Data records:
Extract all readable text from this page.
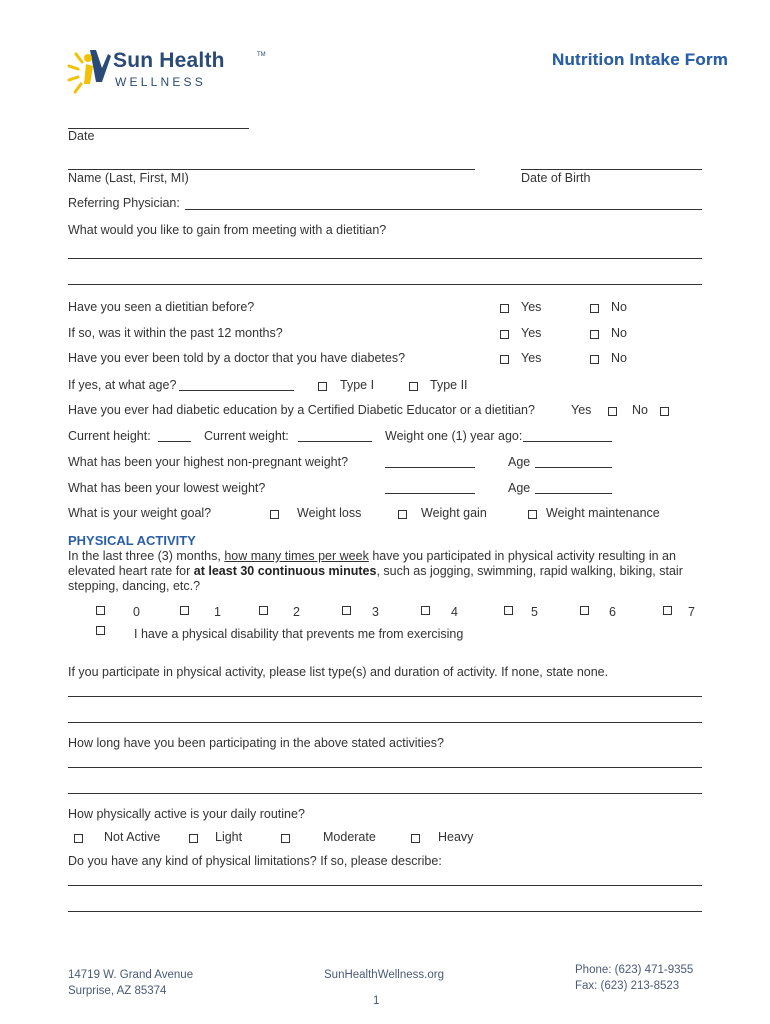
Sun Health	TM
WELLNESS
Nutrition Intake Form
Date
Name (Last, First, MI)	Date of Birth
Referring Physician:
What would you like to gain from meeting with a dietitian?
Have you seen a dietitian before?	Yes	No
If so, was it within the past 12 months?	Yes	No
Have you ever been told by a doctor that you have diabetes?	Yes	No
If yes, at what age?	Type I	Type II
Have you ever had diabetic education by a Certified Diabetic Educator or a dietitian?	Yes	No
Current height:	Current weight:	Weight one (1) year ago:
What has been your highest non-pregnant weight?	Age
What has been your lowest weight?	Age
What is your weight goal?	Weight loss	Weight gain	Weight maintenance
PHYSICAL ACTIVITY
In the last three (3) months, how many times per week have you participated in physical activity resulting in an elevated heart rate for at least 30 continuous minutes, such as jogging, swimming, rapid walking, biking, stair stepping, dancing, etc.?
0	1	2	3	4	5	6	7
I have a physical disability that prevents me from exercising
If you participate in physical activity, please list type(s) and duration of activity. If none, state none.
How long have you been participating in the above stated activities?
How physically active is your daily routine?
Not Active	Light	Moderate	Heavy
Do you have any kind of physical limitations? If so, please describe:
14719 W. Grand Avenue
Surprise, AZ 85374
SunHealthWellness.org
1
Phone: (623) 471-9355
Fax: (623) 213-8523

▸ WHAT TO PRODUCE
Where a line in the entries holds "been", copy that line.

▸ SOLUTION
Have you ever been told by a doctor that you have diabetes?	Yes	No
What has been your highest non-pregnant weight?	Age
What has been your lowest weight?	Age
How long have you been participating in the above stated activities?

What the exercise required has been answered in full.